[Collected data entries]
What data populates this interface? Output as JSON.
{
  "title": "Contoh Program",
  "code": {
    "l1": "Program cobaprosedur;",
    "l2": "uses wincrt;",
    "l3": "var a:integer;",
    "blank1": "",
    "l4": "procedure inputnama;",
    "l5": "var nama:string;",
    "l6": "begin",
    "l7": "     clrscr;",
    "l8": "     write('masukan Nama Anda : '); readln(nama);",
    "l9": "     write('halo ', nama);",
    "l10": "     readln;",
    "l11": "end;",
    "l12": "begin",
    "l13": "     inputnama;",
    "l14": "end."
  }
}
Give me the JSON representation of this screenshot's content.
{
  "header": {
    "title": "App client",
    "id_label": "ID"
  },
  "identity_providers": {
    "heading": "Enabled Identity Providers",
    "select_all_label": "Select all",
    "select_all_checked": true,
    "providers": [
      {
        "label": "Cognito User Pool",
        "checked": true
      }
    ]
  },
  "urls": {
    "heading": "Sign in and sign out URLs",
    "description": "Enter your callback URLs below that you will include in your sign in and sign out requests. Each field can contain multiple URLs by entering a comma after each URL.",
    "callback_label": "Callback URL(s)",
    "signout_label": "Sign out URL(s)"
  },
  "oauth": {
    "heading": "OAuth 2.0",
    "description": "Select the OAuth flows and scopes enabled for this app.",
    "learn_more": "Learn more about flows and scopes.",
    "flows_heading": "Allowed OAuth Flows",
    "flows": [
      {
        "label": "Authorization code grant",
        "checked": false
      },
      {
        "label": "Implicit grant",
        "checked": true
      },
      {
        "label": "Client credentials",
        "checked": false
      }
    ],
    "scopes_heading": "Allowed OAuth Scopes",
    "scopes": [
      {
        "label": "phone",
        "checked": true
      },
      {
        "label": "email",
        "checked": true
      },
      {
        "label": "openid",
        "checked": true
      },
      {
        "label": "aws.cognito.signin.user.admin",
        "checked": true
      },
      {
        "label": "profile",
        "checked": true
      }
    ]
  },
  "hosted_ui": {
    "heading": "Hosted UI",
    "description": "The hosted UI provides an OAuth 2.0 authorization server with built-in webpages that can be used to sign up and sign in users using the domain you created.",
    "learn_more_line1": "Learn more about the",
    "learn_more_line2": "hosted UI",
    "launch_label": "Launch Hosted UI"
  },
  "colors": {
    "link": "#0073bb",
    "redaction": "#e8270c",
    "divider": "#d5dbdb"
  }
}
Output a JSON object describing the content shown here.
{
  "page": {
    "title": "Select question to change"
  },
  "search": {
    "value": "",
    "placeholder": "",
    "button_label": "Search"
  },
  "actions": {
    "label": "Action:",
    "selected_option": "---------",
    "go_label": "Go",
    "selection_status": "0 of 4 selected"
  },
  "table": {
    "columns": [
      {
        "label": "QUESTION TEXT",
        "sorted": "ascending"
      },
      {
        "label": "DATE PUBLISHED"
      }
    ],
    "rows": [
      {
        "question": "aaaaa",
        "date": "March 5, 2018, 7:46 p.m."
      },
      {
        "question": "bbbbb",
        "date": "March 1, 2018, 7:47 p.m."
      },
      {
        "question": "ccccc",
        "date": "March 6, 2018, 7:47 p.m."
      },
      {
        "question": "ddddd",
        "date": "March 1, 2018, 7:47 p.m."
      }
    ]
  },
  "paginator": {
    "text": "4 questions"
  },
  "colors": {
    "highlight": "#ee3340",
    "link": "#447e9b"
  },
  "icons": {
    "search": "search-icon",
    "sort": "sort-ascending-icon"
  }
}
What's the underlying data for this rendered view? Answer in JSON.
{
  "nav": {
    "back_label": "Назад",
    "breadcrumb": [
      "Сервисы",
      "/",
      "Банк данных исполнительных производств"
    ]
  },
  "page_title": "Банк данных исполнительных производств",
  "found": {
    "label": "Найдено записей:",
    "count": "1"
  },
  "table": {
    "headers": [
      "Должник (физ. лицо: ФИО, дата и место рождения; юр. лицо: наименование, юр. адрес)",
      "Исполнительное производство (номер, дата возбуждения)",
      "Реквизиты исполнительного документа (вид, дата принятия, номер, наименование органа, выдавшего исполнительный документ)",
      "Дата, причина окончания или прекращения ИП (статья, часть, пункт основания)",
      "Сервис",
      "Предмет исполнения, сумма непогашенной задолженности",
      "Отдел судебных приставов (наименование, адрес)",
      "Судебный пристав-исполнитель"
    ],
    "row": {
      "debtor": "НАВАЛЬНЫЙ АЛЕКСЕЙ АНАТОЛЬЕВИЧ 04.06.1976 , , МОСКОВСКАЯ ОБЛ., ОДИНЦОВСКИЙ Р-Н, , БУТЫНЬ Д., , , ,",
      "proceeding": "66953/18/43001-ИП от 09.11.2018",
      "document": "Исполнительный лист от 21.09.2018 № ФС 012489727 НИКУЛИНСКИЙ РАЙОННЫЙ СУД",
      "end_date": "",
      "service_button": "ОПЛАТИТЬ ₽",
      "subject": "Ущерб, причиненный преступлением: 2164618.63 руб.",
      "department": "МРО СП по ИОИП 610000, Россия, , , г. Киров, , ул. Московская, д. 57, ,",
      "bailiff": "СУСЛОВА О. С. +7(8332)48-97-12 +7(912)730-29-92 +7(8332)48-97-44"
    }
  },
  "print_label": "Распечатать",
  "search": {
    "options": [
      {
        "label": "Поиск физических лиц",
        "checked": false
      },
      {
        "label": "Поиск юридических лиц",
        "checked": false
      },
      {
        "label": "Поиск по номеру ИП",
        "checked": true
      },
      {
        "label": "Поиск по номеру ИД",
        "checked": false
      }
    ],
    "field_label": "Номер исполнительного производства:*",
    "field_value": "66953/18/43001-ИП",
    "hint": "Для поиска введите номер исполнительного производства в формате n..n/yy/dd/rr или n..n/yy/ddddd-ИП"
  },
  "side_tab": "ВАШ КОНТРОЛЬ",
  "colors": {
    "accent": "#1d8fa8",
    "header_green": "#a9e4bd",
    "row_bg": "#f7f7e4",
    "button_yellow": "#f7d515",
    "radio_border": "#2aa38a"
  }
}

**Work to do**
Select the lines that carry the string "данных" and copy them.

**Result below**
      "Банк данных исполнительных производств"
  "page_title": "Банк данных исполнительных производств",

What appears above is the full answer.